Page extract:
Metadata-Version: 2.1
Name: chocomufin
Version: 0.0.2
Summary: [CHaracter Ocr COordination for MUFI iN texts] A simple script to maintain a reasonable training set of HTR/OCR characters
Home-page: https://github.com/ponteineptique/choco-mufin
Author: Thibault Clerice
License: MIT
Platform: UNKNOWN
Classifier: License :: OSI Approved :: MIT License
Classifier: Programming Language :: Python
Classifier: Programming Language :: Python :: 3
Classifier: Programming Language :: Python :: 3.6
Classifier: Programming Language :: Python :: Implementation :: CPython
Classifier: Programming Language :: Python :: Implementation :: PyPy
Classifier: Topic :: Text Processing :: Linguistic
Requires-Python: >=3.6.0
Description-Content-Type: text/markdown
License-File: LICENSE


# Choco-Mufin

*\[CHaracter Ocr COordination for MUFI iN texts\]*

Tools for normalizing the use of some characters and checking file consistencies. Mainly target at dealing with
overly diverse ways to transcribe medieval data (allographetic and graphematic for example) while keeping information
such as abbreviation, hence MUFI.

Data entries:

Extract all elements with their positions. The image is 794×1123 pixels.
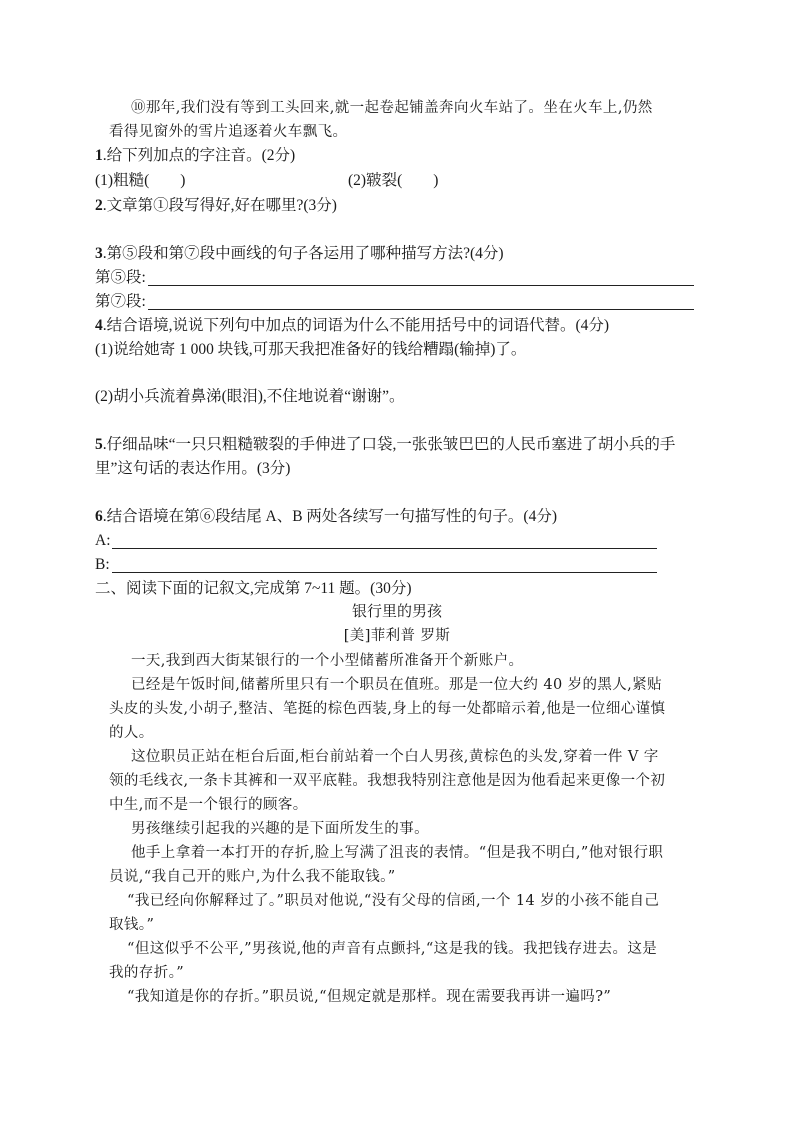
story-line: “但这似乎不公平,”男孩说,他的声音有点颤抖,“这是我的钱。我把钱存进去。这是 <box>127 941 658 957</box>
story-line: 这位职员正站在柜台后面,柜台前站着一个白人男孩,黄棕色的头发,穿着一件 V 字 <box>131 749 659 765</box>
question-4-text: .结合语境,说说下列句中加点的词语为什么不能用括号中的词语代替。(4分) <box>102 317 610 334</box>
answer-label-b: B: <box>95 556 110 573</box>
story-line: 男孩继续引起我的兴趣的是下面所发生的事。 <box>131 821 429 837</box>
question-6 <box>95 506 557 528</box>
question-4-sentence-2: (2)胡小兵流着鼻涕(眼泪),不住地说着“谢谢”。 <box>95 388 405 405</box>
question-3 <box>95 243 504 265</box>
question-5-line-2: 里”这句话的表达作用。(3分) <box>95 460 291 477</box>
question-2-text: .文章第①段写得好,好在哪里?(3分) <box>102 197 337 214</box>
paragraph-10-line-1: ⑩那年,我们没有等到工头回来,就一起卷起铺盖奔向火车站了。坐在火车上,仍然 <box>131 100 653 116</box>
question-5-number: 5 <box>95 436 103 453</box>
question-1-text: .给下列加点的字注音。(2分) <box>102 147 296 164</box>
story-line: 中生,而不是一个银行的顾客。 <box>109 797 308 813</box>
answer-line-paragraph-7[interactable] <box>148 309 694 310</box>
story-line: 我的存折。” <box>109 965 185 981</box>
story-line: 员说,“我自己开的账户,为什么我不能取钱。” <box>109 869 396 885</box>
question-1 <box>95 145 295 167</box>
question-1-item-a: (1)粗糙( ) <box>95 172 186 189</box>
question-5-text: .仔细品味“一只只粗糙皲裂的手伸进了口袋,一张张皱巴巴的人民币塞进了胡小兵的手 <box>102 436 676 453</box>
question-3-text: .第⑤段和第⑦段中画线的句子各运用了哪种描写方法?(4分) <box>102 245 504 262</box>
story-line: “我知道是你的存折。”职员说,“但规定就是那样。现在需要我再讲一遍吗?” <box>127 989 612 1005</box>
story-title: 银行里的男孩 <box>351 603 442 620</box>
story-author: [美]菲利普 罗斯 <box>343 628 451 644</box>
question-4-number: 4 <box>95 317 103 334</box>
story-line: 取钱。” <box>109 917 155 933</box>
story-line: 头皮的头发,小胡子,整洁、笔挺的棕色西装,身上的每一处都暗示着,他是一位细心谨慎 <box>109 701 666 717</box>
question-6-number: 6 <box>95 508 103 525</box>
question-4-sentence-1: (1)说给她寄 1 000 块钱,可那天我把准备好的钱给糟蹋(输掉)了。 <box>95 341 527 358</box>
question-5-line-1 <box>95 434 675 456</box>
question-2-number: 2 <box>95 197 103 214</box>
story-line: 他手上拿着一本打开的存折,脸上写满了沮丧的表情。“但是我不明白,”他对银行职 <box>131 845 664 861</box>
answer-line-paragraph-5[interactable] <box>148 285 694 286</box>
paragraph-10-line-2: 看得见窗外的雪片追逐着火车飘飞。 <box>109 124 348 140</box>
story-line: 已经是午饭时间,储蓄所里只有一个职员在值班。那是一位大约 40 岁的黑人,紧贴 <box>131 677 662 693</box>
story-line: 一天,我到西大街某银行的一个小型储蓄所准备开个新账户。 <box>131 653 524 669</box>
story-line: 的人。 <box>109 725 154 741</box>
answer-line-a[interactable] <box>112 548 657 549</box>
question-4 <box>95 315 609 337</box>
answer-label-paragraph-7: 第⑦段: <box>95 293 146 310</box>
story-line: 领的毛线衣,一条卡其裤和一双平底鞋。我想我特别注意他是因为他看起来更像一个初 <box>109 773 666 789</box>
question-3-number: 3 <box>95 245 103 262</box>
answer-label-paragraph-5: 第⑤段: <box>95 269 146 286</box>
question-6-text: .结合语境在第⑥段结尾 A、B 两处各续写一句描写性的句子。(4分) <box>102 508 557 525</box>
answer-label-a: A: <box>95 532 111 549</box>
question-1-number: 1 <box>95 147 103 164</box>
question-1-item-b: (2)皲裂( ) <box>348 172 439 189</box>
section-2-heading: 二、阅读下面的记叙文,完成第 7~11 题。(30分) <box>95 580 412 597</box>
question-2 <box>95 195 337 217</box>
story-line: “我已经向你解释过了。”职员对他说,“没有父母的信函,一个 14 岁的小孩不能自己 <box>127 893 660 909</box>
answer-line-b[interactable] <box>112 572 657 573</box>
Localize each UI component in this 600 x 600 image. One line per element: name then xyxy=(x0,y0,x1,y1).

Given exercise: List every Classifier value declared in the chocomufin package metadata.

Solved problem:
- License :: OSI Approved :: MIT License
- Programming Language :: Python
- Programming Language :: Python :: 3
- Programming Language :: Python :: 3.6
- Programming Language :: Python :: Implementation :: CPython
- Programming Language :: Python :: Implementation :: PyPy
- Topic :: Text Processing :: Linguistic